What you are asked to do: Your task is to output all the records below, word for word.

— begin —

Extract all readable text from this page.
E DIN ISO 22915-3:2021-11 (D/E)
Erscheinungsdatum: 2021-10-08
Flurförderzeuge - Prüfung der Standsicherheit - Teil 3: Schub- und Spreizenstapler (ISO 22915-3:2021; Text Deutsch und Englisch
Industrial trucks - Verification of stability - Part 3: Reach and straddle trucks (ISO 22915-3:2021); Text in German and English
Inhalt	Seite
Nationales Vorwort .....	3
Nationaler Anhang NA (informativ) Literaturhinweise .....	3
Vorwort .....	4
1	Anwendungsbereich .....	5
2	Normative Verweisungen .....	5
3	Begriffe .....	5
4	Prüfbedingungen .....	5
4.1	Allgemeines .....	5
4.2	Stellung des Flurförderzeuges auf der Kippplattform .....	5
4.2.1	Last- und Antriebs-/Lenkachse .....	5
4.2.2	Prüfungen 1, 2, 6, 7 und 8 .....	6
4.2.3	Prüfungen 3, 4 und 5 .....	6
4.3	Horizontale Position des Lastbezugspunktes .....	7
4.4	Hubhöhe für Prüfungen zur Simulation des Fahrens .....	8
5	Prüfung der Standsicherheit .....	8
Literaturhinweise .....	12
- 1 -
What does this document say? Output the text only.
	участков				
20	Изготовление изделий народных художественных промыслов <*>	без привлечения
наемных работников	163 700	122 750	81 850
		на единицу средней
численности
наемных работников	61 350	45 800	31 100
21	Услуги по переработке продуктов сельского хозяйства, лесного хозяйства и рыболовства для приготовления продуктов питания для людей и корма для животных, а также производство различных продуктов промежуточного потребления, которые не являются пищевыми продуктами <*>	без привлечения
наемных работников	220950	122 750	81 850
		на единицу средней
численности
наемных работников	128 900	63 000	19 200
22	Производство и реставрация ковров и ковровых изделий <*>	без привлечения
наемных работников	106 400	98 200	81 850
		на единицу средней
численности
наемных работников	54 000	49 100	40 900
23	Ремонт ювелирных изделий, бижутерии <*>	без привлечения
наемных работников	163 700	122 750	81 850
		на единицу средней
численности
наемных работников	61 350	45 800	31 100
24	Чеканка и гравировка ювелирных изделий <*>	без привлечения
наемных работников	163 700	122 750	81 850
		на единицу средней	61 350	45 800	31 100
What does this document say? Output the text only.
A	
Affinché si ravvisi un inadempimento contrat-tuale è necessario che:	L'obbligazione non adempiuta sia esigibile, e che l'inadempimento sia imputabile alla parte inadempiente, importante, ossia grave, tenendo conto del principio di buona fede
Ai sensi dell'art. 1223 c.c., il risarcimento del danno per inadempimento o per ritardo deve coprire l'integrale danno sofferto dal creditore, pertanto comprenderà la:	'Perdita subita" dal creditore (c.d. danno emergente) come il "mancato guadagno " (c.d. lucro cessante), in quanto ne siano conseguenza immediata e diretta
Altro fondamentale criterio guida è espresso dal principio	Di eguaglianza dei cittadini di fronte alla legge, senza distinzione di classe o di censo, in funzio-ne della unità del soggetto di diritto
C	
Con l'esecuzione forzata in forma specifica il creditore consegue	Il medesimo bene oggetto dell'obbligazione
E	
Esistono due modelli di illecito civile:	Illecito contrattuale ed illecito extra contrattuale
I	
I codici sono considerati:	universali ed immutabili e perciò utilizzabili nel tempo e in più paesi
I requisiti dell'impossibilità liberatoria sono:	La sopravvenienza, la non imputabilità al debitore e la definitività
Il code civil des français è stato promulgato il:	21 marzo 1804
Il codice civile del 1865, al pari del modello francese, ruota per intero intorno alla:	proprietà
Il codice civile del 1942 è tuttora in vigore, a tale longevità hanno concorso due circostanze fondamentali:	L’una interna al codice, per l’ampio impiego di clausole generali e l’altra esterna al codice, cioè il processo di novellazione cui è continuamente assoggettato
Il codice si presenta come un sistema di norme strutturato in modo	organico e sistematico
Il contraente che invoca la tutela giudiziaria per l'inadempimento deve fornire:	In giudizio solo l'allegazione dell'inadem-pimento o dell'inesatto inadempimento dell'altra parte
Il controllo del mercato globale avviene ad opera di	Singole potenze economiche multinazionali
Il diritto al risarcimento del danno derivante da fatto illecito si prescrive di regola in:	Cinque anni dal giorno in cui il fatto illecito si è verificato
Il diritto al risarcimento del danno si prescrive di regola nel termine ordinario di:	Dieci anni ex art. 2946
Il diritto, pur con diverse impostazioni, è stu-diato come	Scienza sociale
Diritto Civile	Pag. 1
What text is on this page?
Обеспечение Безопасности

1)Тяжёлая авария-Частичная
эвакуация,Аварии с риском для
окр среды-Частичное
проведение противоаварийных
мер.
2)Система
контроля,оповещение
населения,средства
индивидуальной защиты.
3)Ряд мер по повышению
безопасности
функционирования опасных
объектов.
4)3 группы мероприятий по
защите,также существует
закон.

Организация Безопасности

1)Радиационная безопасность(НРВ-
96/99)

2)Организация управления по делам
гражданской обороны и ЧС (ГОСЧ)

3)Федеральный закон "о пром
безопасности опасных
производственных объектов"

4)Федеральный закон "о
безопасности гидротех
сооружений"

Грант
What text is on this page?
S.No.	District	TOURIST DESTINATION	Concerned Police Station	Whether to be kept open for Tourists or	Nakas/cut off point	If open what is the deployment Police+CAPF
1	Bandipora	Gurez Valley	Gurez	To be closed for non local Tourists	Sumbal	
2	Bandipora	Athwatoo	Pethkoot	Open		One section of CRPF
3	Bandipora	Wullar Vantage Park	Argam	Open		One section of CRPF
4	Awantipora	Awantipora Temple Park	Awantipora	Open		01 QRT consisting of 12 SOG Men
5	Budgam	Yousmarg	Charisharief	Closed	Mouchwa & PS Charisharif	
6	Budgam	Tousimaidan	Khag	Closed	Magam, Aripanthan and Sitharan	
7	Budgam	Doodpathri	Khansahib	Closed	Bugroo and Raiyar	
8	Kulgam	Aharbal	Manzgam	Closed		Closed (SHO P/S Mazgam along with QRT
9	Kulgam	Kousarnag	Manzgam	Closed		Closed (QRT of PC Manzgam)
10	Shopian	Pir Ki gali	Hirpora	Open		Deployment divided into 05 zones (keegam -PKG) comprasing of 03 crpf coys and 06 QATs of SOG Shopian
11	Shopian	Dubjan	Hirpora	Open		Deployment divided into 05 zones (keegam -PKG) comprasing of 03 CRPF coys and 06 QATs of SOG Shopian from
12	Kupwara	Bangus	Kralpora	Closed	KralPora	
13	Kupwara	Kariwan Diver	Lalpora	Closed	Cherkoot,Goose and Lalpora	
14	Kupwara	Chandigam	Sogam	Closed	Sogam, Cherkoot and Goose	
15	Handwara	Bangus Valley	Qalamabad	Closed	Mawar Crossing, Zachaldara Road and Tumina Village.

— end —

Written answer:
Extract all readable text from this page.
E DIN ISO 22915-3:2021-11 (D/E)
Erscheinungsdatum: 2021-10-08
Flurförderzeuge - Prüfung der Standsicherheit - Teil 3: Schub- und Spreizenstapler (ISO 22915-3:2021; Text Deutsch und Englisch
Industrial trucks - Verification of stability - Part 3: Reach and straddle trucks (ISO 22915-3:2021); Text in German and English
Inhalt	Seite
Nationales Vorwort .....	3
Nationaler Anhang NA (informativ) Literaturhinweise .....	3
Vorwort .....	4
1	Anwendungsbereich .....	5
2	Normative Verweisungen .....	5
3	Begriffe .....	5
4	Prüfbedingungen .....	5
4.1	Allgemeines .....	5
4.2	Stellung des Flurförderzeuges auf der Kippplattform .....	5
4.2.1	Last- und Antriebs-/Lenkachse .....	5
4.2.2	Prüfungen 1, 2, 6, 7 und 8 .....	6
4.2.3	Prüfungen 3, 4 und 5 .....	6
4.3	Horizontale Position des Lastbezugspunktes .....	7
4.4	Hubhöhe für Prüfungen zur Simulation des Fahrens .....	8
5	Prüfung der Standsicherheit .....	8
Literaturhinweise .....	12
- 1 -
What does this document say? Output the text only.
	участков				
20	Изготовление изделий народных художественных промыслов <*>	без привлечения
наемных работников	163 700	122 750	81 850
		на единицу средней
численности
наемных работников	61 350	45 800	31 100
21	Услуги по переработке продуктов сельского хозяйства, лесного хозяйства и рыболовства для приготовления продуктов питания для людей и корма для животных, а также производство различных продуктов промежуточного потребления, которые не являются пищевыми продуктами <*>	без привлечения
наемных работников	220950	122 750	81 850
		на единицу средней
численности
наемных работников	128 900	63 000	19 200
22	Производство и реставрация ковров и ковровых изделий <*>	без привлечения
наемных работников	106 400	98 200	81 850
		на единицу средней
численности
наемных работников	54 000	49 100	40 900
23	Ремонт ювелирных изделий, бижутерии <*>	без привлечения
наемных работников	163 700	122 750	81 850
		на единицу средней
численности
наемных работников	61 350	45 800	31 100
24	Чеканка и гравировка ювелирных изделий <*>	без привлечения
наемных работников	163 700	122 750	81 850
		на единицу средней	61 350	45 800	31 100
What does this document say? Output the text only.
A	
Affinché si ravvisi un inadempimento contrat-tuale è necessario che:	L'obbligazione non adempiuta sia esigibile, e che l'inadempimento sia imputabile alla parte inadempiente, importante, ossia grave, tenendo conto del principio di buona fede
Ai sensi dell'art. 1223 c.c., il risarcimento del danno per inadempimento o per ritardo deve coprire l'integrale danno sofferto dal creditore, pertanto comprenderà la:	'Perdita subita" dal creditore (c.d. danno emergente) come il "mancato guadagno " (c.d. lucro cessante), in quanto ne siano conseguenza immediata e diretta
Altro fondamentale criterio guida è espresso dal principio	Di eguaglianza dei cittadini di fronte alla legge, senza distinzione di classe o di censo, in funzio-ne della unità del soggetto di diritto
C	
Con l'esecuzione forzata in forma specifica il creditore consegue	Il medesimo bene oggetto dell'obbligazione
E	
Esistono due modelli di illecito civile:	Illecito contrattuale ed illecito extra contrattuale
I	
I codici sono considerati:	universali ed immutabili e perciò utilizzabili nel tempo e in più paesi
I requisiti dell'impossibilità liberatoria sono:	La sopravvenienza, la non imputabilità al debitore e la definitività
Il code civil des français è stato promulgato il:	21 marzo 1804
Il codice civile del 1865, al pari del modello francese, ruota per intero intorno alla:	proprietà
Il codice civile del 1942 è tuttora in vigore, a tale longevità hanno concorso due circostanze fondamentali:	L’una interna al codice, per l’ampio impiego di clausole generali e l’altra esterna al codice, cioè il processo di novellazione cui è continuamente assoggettato
Il codice si presenta come un sistema di norme strutturato in modo	organico e sistematico
Il contraente che invoca la tutela giudiziaria per l'inadempimento deve fornire:	In giudizio solo l'allegazione dell'inadem-pimento o dell'inesatto inadempimento dell'altra parte
Il controllo del mercato globale avviene ad opera di	Singole potenze economiche multinazionali
Il diritto al risarcimento del danno derivante da fatto illecito si prescrive di regola in:	Cinque anni dal giorno in cui il fatto illecito si è verificato
Il diritto al risarcimento del danno si prescrive di regola nel termine ordinario di:	Dieci anni ex art. 2946
Il diritto, pur con diverse impostazioni, è stu-diato come	Scienza sociale
Diritto Civile	Pag. 1
What text is on this page?
Обеспечение Безопасности

1)Тяжёлая авария-Частичная
эвакуация,Аварии с риском для
окр среды-Частичное
проведение противоаварийных
мер.
2)Система
контроля,оповещение
населения,средства
индивидуальной защиты.
3)Ряд мер по повышению
безопасности
функционирования опасных
объектов.
4)3 группы мероприятий по
защите,также существует
закон.

Организация Безопасности

1)Радиационная безопасность(НРВ-
96/99)

2)Организация управления по делам
гражданской обороны и ЧС (ГОСЧ)

3)Федеральный закон "о пром
безопасности опасных
производственных объектов"

4)Федеральный закон "о
безопасности гидротех
сооружений"

Грант
What text is on this page?
S.No.	District	TOURIST DESTINATION	Concerned Police Station	Whether to be kept open for Tourists or	Nakas/cut off point	If open what is the deployment Police+CAPF
1	Bandipora	Gurez Valley	Gurez	To be closed for non local Tourists	Sumbal	
2	Bandipora	Athwatoo	Pethkoot	Open		One section of CRPF
3	Bandipora	Wullar Vantage Park	Argam	Open		One section of CRPF
4	Awantipora	Awantipora Temple Park	Awantipora	Open		01 QRT consisting of 12 SOG Men
5	Budgam	Yousmarg	Charisharief	Closed	Mouchwa & PS Charisharif	
6	Budgam	Tousimaidan	Khag	Closed	Magam, Aripanthan and Sitharan	
7	Budgam	Doodpathri	Khansahib	Closed	Bugroo and Raiyar	
8	Kulgam	Aharbal	Manzgam	Closed		Closed (SHO P/S Mazgam along with QRT
9	Kulgam	Kousarnag	Manzgam	Closed		Closed (QRT of PC Manzgam)
10	Shopian	Pir Ki gali	Hirpora	Open		Deployment divided into 05 zones (keegam -PKG) comprasing of 03 crpf coys and 06 QATs of SOG Shopian
11	Shopian	Dubjan	Hirpora	Open		Deployment divided into 05 zones (keegam -PKG) comprasing of 03 CRPF coys and 06 QATs of SOG Shopian from
12	Kupwara	Bangus	Kralpora	Closed	KralPora	
13	Kupwara	Kariwan Diver	Lalpora	Closed	Cherkoot,Goose and Lalpora	
14	Kupwara	Chandigam	Sogam	Closed	Sogam, Cherkoot and Goose	
15	Handwara	Bangus Valley	Qalamabad	Closed	Mawar Crossing, Zachaldara Road and Tumina Village.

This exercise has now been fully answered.